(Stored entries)

◇ ◇ ◇ ◇

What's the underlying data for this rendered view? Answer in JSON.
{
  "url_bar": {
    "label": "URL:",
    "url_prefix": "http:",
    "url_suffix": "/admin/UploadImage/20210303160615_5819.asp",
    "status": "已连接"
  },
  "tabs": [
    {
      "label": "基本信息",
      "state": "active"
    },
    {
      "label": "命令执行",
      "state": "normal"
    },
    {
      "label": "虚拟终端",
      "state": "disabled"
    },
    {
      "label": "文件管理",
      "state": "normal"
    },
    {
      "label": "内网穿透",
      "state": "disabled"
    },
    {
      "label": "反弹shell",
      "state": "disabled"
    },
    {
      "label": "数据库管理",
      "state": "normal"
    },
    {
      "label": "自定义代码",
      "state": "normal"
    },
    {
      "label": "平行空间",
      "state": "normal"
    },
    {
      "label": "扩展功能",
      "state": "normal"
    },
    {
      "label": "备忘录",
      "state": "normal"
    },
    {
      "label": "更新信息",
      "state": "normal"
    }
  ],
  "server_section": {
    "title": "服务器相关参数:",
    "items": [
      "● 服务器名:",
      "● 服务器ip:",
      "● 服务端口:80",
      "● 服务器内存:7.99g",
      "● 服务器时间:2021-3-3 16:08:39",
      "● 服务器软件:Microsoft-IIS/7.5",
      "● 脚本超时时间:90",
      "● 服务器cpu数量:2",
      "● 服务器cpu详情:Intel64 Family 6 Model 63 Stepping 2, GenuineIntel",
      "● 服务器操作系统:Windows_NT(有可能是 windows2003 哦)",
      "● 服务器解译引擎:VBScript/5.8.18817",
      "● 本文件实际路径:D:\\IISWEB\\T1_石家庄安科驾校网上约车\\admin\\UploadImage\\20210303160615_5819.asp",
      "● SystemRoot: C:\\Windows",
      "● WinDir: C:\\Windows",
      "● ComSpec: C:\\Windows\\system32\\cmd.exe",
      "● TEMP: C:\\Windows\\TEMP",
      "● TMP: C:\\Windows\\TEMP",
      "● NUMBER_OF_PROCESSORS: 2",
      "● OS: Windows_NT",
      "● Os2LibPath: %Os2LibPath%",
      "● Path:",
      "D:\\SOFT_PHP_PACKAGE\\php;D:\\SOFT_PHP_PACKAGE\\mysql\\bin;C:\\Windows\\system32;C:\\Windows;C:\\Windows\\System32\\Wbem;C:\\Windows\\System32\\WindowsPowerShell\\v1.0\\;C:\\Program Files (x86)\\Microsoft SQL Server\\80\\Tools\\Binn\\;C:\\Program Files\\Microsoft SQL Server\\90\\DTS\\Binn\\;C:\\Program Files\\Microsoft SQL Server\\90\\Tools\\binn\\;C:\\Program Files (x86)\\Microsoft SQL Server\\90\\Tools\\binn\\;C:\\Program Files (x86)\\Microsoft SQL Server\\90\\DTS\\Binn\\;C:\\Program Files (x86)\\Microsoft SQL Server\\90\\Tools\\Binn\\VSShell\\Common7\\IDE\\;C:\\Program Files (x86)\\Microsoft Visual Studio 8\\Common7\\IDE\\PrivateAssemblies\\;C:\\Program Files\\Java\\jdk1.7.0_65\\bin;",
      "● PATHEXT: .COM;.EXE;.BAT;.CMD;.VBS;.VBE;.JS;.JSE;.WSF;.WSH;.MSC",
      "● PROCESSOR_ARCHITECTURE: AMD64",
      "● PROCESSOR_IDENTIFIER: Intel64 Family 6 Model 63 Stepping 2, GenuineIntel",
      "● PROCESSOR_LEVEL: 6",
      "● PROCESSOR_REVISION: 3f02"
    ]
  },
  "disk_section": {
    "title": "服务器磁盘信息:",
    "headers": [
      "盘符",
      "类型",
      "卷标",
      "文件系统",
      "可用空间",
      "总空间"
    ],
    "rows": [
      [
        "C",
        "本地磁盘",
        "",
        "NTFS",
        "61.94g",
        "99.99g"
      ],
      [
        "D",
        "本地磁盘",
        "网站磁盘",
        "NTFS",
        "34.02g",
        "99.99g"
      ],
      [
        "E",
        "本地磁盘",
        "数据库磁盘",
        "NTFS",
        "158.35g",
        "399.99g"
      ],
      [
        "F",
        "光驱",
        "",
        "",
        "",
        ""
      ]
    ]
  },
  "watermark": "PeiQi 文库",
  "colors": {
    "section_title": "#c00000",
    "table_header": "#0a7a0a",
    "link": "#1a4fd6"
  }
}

◇ ◇ ◇ ◇

OBJECTIVE:
Return each entry from the material above exactly as it appears.

EXERCISE ANSWER:
What's the underlying data for this rendered view? Answer in JSON.
{
  "url_bar": {
    "label": "URL:",
    "url_prefix": "http:",
    "url_suffix": "/admin/UploadImage/20210303160615_5819.asp",
    "status": "已连接"
  },
  "tabs": [
    {
      "label": "基本信息",
      "state": "active"
    },
    {
      "label": "命令执行",
      "state": "normal"
    },
    {
      "label": "虚拟终端",
      "state": "disabled"
    },
    {
      "label": "文件管理",
      "state": "normal"
    },
    {
      "label": "内网穿透",
      "state": "disabled"
    },
    {
      "label": "反弹shell",
      "state": "disabled"
    },
    {
      "label": "数据库管理",
      "state": "normal"
    },
    {
      "label": "自定义代码",
      "state": "normal"
    },
    {
      "label": "平行空间",
      "state": "normal"
    },
    {
      "label": "扩展功能",
      "state": "normal"
    },
    {
      "label": "备忘录",
      "state": "normal"
    },
    {
      "label": "更新信息",
      "state": "normal"
    }
  ],
  "server_section": {
    "title": "服务器相关参数:",
    "items": [
      "● 服务器名:",
      "● 服务器ip:",
      "● 服务端口:80",
      "● 服务器内存:7.99g",
      "● 服务器时间:2021-3-3 16:08:39",
      "● 服务器软件:Microsoft-IIS/7.5",
      "● 脚本超时时间:90",
      "● 服务器cpu数量:2",
      "● 服务器cpu详情:Intel64 Family 6 Model 63 Stepping 2, GenuineIntel",
      "● 服务器操作系统:Windows_NT(有可能是 windows2003 哦)",
      "● 服务器解译引擎:VBScript/5.8.18817",
      "● 本文件实际路径:D:\\IISWEB\\T1_石家庄安科驾校网上约车\\admin\\UploadImage\\20210303160615_5819.asp",
      "● SystemRoot: C:\\Windows",
      "● WinDir: C:\\Windows",
      "● ComSpec: C:\\Windows\\system32\\cmd.exe",
      "● TEMP: C:\\Windows\\TEMP",
      "● TMP: C:\\Windows\\TEMP",
      "● NUMBER_OF_PROCESSORS: 2",
      "● OS: Windows_NT",
      "● Os2LibPath: %Os2LibPath%",
      "● Path:",
      "D:\\SOFT_PHP_PACKAGE\\php;D:\\SOFT_PHP_PACKAGE\\mysql\\bin;C:\\Windows\\system32;C:\\Windows;C:\\Windows\\System32\\Wbem;C:\\Windows\\System32\\WindowsPowerShell\\v1.0\\;C:\\Program Files (x86)\\Microsoft SQL Server\\80\\Tools\\Binn\\;C:\\Program Files\\Microsoft SQL Server\\90\\DTS\\Binn\\;C:\\Program Files\\Microsoft SQL Server\\90\\Tools\\binn\\;C:\\Program Files (x86)\\Microsoft SQL Server\\90\\Tools\\binn\\;C:\\Program Files (x86)\\Microsoft SQL Server\\90\\DTS\\Binn\\;C:\\Program Files (x86)\\Microsoft SQL Server\\90\\Tools\\Binn\\VSShell\\Common7\\IDE\\;C:\\Program Files (x86)\\Microsoft Visual Studio 8\\Common7\\IDE\\PrivateAssemblies\\;C:\\Program Files\\Java\\jdk1.7.0_65\\bin;",
      "● PATHEXT: .COM;.EXE;.BAT;.CMD;.VBS;.VBE;.JS;.JSE;.WSF;.WSH;.MSC",
      "● PROCESSOR_ARCHITECTURE: AMD64",
      "● PROCESSOR_IDENTIFIER: Intel64 Family 6 Model 63 Stepping 2, GenuineIntel",
      "● PROCESSOR_LEVEL: 6",
      "● PROCESSOR_REVISION: 3f02"
    ]
  },
  "disk_section": {
    "title": "服务器磁盘信息:",
    "headers": [
      "盘符",
      "类型",
      "卷标",
      "文件系统",
      "可用空间",
      "总空间"
    ],
    "rows": [
      [
        "C",
        "本地磁盘",
        "",
        "NTFS",
        "61.94g",
        "99.99g"
      ],
      [
        "D",
        "本地磁盘",
        "网站磁盘",
        "NTFS",
        "34.02g",
        "99.99g"
      ],
      [
        "E",
        "本地磁盘",
        "数据库磁盘",
        "NTFS",
        "158.35g",
        "399.99g"
      ],
      [
        "F",
        "光驱",
        "",
        "",
        "",
        ""
      ]
    ]
  },
  "watermark": "PeiQi 文库",
  "colors": {
    "section_title": "#c00000",
    "table_header": "#0a7a0a",
    "link": "#1a4fd6"
  }
}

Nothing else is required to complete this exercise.